### Objective:
Retype the material that follows, keeping every word as it is.

### Source material:
────────────────────────────────────────
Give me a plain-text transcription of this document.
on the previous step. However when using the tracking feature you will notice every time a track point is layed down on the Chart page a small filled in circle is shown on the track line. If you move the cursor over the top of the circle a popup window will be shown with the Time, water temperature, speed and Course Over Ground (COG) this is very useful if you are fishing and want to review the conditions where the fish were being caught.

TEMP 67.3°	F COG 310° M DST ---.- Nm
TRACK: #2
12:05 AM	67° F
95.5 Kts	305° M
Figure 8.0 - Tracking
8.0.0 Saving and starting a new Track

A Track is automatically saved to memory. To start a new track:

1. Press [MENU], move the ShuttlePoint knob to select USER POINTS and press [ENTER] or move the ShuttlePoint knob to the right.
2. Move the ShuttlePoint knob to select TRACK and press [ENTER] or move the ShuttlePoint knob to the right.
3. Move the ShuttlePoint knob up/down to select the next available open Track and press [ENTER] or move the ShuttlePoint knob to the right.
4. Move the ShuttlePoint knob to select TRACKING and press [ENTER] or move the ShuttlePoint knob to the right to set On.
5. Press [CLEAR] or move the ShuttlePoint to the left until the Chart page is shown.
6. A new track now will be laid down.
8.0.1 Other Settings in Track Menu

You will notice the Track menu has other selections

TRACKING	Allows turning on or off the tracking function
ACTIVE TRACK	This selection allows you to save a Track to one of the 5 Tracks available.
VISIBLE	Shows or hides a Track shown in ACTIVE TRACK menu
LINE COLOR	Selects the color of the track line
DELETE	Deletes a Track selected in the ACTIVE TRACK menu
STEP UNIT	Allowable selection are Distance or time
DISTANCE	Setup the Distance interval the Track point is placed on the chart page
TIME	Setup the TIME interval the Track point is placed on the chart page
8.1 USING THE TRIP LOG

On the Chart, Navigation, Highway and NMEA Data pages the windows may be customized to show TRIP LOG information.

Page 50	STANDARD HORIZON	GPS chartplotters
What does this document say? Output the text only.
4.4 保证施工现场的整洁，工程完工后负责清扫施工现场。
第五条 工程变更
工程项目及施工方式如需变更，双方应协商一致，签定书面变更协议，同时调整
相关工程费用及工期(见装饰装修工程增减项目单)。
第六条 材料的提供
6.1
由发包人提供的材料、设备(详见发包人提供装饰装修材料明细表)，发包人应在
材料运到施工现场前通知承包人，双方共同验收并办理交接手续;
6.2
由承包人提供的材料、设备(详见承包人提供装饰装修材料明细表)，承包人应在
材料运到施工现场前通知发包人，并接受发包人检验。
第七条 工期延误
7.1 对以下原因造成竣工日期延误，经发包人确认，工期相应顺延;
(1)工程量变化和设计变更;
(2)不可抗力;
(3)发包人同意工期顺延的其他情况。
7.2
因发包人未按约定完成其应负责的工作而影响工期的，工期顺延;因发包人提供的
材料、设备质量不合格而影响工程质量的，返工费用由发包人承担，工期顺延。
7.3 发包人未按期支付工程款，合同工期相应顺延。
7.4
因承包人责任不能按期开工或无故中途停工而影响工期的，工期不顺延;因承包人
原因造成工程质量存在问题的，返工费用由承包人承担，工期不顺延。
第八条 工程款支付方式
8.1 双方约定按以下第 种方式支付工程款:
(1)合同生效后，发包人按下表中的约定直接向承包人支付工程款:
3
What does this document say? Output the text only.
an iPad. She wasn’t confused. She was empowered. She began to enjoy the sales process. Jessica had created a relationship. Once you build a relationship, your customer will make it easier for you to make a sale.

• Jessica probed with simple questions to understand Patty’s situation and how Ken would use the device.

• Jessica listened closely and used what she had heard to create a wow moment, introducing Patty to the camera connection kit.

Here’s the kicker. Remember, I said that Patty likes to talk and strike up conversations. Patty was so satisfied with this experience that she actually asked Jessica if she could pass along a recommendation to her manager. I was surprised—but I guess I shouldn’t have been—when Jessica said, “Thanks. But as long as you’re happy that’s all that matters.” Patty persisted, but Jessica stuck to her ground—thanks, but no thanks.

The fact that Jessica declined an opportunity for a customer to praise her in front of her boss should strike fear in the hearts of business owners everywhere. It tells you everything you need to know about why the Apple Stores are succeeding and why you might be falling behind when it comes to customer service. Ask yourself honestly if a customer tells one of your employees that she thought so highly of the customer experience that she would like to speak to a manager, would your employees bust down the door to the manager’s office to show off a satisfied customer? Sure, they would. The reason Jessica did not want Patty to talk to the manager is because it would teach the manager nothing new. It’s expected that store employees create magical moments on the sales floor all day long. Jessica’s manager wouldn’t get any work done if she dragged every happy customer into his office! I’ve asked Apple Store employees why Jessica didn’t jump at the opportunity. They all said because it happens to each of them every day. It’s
────────────────────────────────────────
### Full response:
Give me a plain-text transcription of this document.
on the previous step. However when using the tracking feature you will notice every time a track point is layed down on the Chart page a small filled in circle is shown on the track line. If you move the cursor over the top of the circle a popup window will be shown with the Time, water temperature, speed and Course Over Ground (COG) this is very useful if you are fishing and want to review the conditions where the fish were being caught.

TEMP 67.3°	F COG 310° M DST ---.- Nm
TRACK: #2
12:05 AM	67° F
95.5 Kts	305° M
Figure 8.0 - Tracking
8.0.0 Saving and starting a new Track

A Track is automatically saved to memory. To start a new track:

1. Press [MENU], move the ShuttlePoint knob to select USER POINTS and press [ENTER] or move the ShuttlePoint knob to the right.
2. Move the ShuttlePoint knob to select TRACK and press [ENTER] or move the ShuttlePoint knob to the right.
3. Move the ShuttlePoint knob up/down to select the next available open Track and press [ENTER] or move the ShuttlePoint knob to the right.
4. Move the ShuttlePoint knob to select TRACKING and press [ENTER] or move the ShuttlePoint knob to the right to set On.
5. Press [CLEAR] or move the ShuttlePoint to the left until the Chart page is shown.
6. A new track now will be laid down.
8.0.1 Other Settings in Track Menu

You will notice the Track menu has other selections

TRACKING	Allows turning on or off the tracking function
ACTIVE TRACK	This selection allows you to save a Track to one of the 5 Tracks available.
VISIBLE	Shows or hides a Track shown in ACTIVE TRACK menu
LINE COLOR	Selects the color of the track line
DELETE	Deletes a Track selected in the ACTIVE TRACK menu
STEP UNIT	Allowable selection are Distance or time
DISTANCE	Setup the Distance interval the Track point is placed on the chart page
TIME	Setup the TIME interval the Track point is placed on the chart page
8.1 USING THE TRIP LOG

On the Chart, Navigation, Highway and NMEA Data pages the windows may be customized to show TRIP LOG information.

Page 50	STANDARD HORIZON	GPS chartplotters
What does this document say? Output the text only.
4.4 保证施工现场的整洁，工程完工后负责清扫施工现场。
第五条 工程变更
工程项目及施工方式如需变更，双方应协商一致，签定书面变更协议，同时调整
相关工程费用及工期(见装饰装修工程增减项目单)。
第六条 材料的提供
6.1
由发包人提供的材料、设备(详见发包人提供装饰装修材料明细表)，发包人应在
材料运到施工现场前通知承包人，双方共同验收并办理交接手续;
6.2
由承包人提供的材料、设备(详见承包人提供装饰装修材料明细表)，承包人应在
材料运到施工现场前通知发包人，并接受发包人检验。
第七条 工期延误
7.1 对以下原因造成竣工日期延误，经发包人确认，工期相应顺延;
(1)工程量变化和设计变更;
(2)不可抗力;
(3)发包人同意工期顺延的其他情况。
7.2
因发包人未按约定完成其应负责的工作而影响工期的，工期顺延;因发包人提供的
材料、设备质量不合格而影响工程质量的，返工费用由发包人承担，工期顺延。
7.3 发包人未按期支付工程款，合同工期相应顺延。
7.4
因承包人责任不能按期开工或无故中途停工而影响工期的，工期不顺延;因承包人
原因造成工程质量存在问题的，返工费用由承包人承担，工期不顺延。
第八条 工程款支付方式
8.1 双方约定按以下第 种方式支付工程款:
(1)合同生效后，发包人按下表中的约定直接向承包人支付工程款:
3
What does this document say? Output the text only.
an iPad. She wasn’t confused. She was empowered. She began to enjoy the sales process. Jessica had created a relationship. Once you build a relationship, your customer will make it easier for you to make a sale.

• Jessica probed with simple questions to understand Patty’s situation and how Ken would use the device.

• Jessica listened closely and used what she had heard to create a wow moment, introducing Patty to the camera connection kit.

Here’s the kicker. Remember, I said that Patty likes to talk and strike up conversations. Patty was so satisfied with this experience that she actually asked Jessica if she could pass along a recommendation to her manager. I was surprised—but I guess I shouldn’t have been—when Jessica said, “Thanks. But as long as you’re happy that’s all that matters.” Patty persisted, but Jessica stuck to her ground—thanks, but no thanks.

The fact that Jessica declined an opportunity for a customer to praise her in front of her boss should strike fear in the hearts of business owners everywhere. It tells you everything you need to know about why the Apple Stores are succeeding and why you might be falling behind when it comes to customer service. Ask yourself honestly if a customer tells one of your employees that she thought so highly of the customer experience that she would like to speak to a manager, would your employees bust down the door to the manager’s office to show off a satisfied customer? Sure, they would. The reason Jessica did not want Patty to talk to the manager is because it would teach the manager nothing new. It’s expected that store employees create magical moments on the sales floor all day long. Jessica’s manager wouldn’t get any work done if she dragged every happy customer into his office! I’ve asked Apple Store employees why Jessica didn’t jump at the opportunity. They all said because it happens to each of them every day. It’s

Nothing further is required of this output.